◆ Extract provided ◆
>>>>

Fascinating stuff. So I want to move on to the next one, which is base-rate neglect. So there’s this phrase that’s come up, I don’t know, maybe over the last decade, maybe longer, but it’s don’t fight the Fed. And we’ve seen a lot of help from the Fed when markets have declined in the past and we’ve seen the Fed reverse course on say, raising interest rates quickly due to recessions and other liquidation problems around the world. So from this, we may have misconceived notions on how either the Fed will react to markets if they continue to decline from here, for example, which would thus enact this base-rate neglect human bias. So walk us through what the base-rate neglect bias is and how we might be able to avoid it.

Gary Mishuris (17:05):

Yeah. So I think it’s fascinating that… And I think sometimes people talk about inside view versus outside view. So base-rate neglect refers to ignoring the experience of others in similar situations and just making an assumption based on what we think we can do in this situation. So let’s say a very simplistic example of someone flips coins 1,000 times, they get 50% heads, 50% tails for a fair coin. And somehow we convince ourself that we can take a fair coin and flip tails 70% of the time. And that sounds ridiculous when they phrase it that way, but sometimes essentially that’s what is happening.

<<<<

◆ Information provided ◆
>>>>

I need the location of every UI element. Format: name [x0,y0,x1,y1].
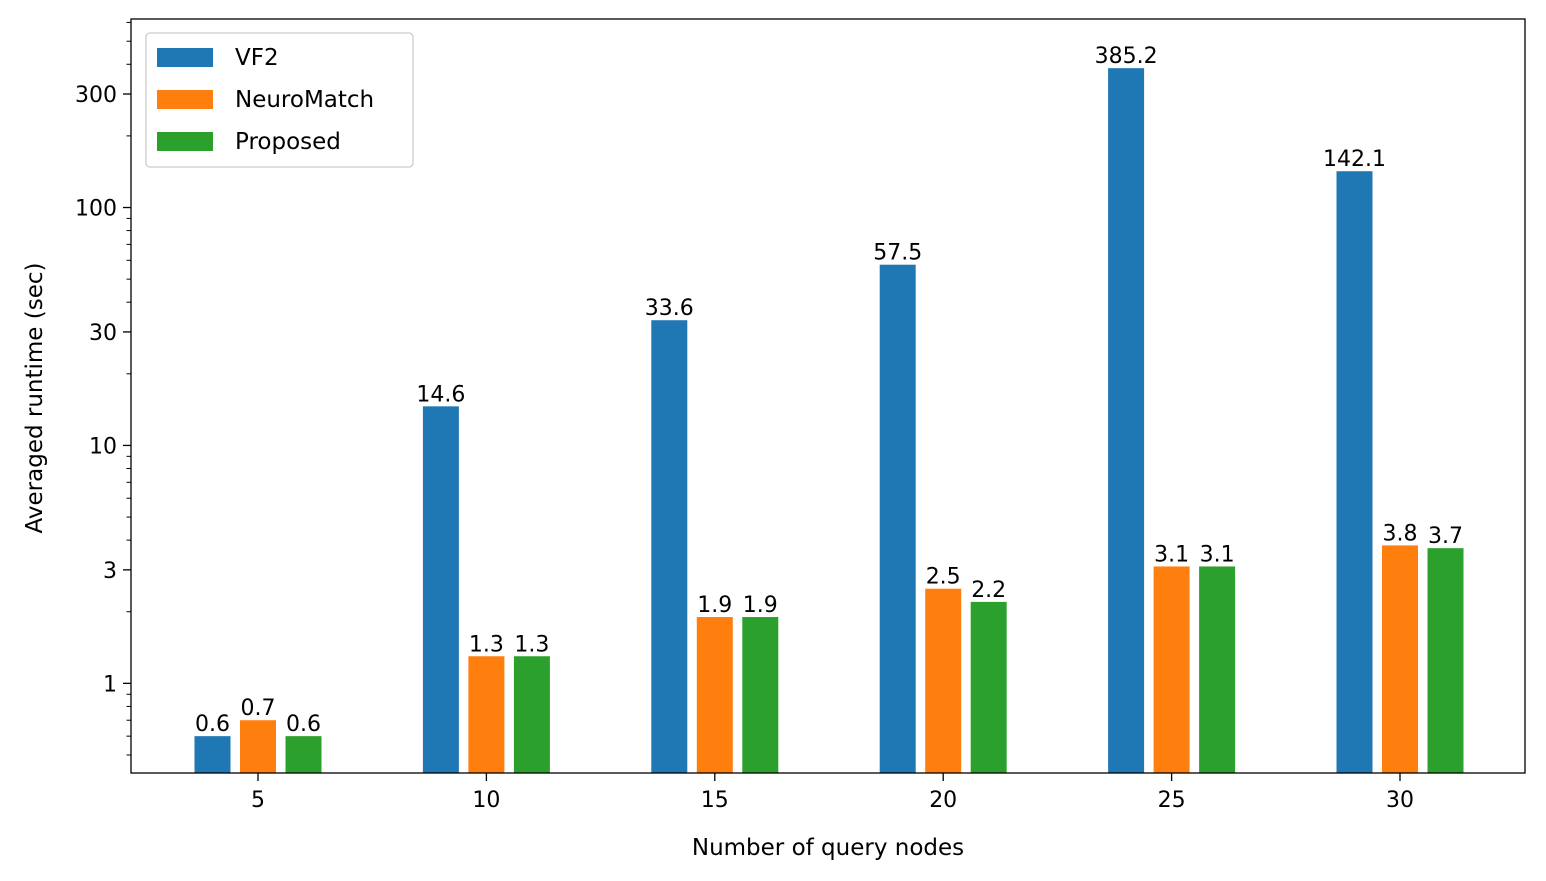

<<<<

Transcribe the base-rate neglect transcript above word for word, from "Fascinating stuff. So" to "to avoid it.".

◆ Task solution ◆
Fascinating stuff. So I want to move on to the next one, which is base-rate neglect. So there’s this phrase that’s come up, I don’t know, maybe over the last decade, maybe longer, but it’s don’t fight the Fed. And we’ve seen a lot of help from the Fed when markets have declined in the past and we’ve seen the Fed reverse course on say, raising interest rates quickly due to recessions and other liquidation problems around the world. So from this, we may have misconceived notions on how either the Fed will react to markets if they continue to decline from here, for example, which would thus enact this base-rate neglect human bias. So walk us through what the base-rate neglect bias is and how we might be able to avoid it.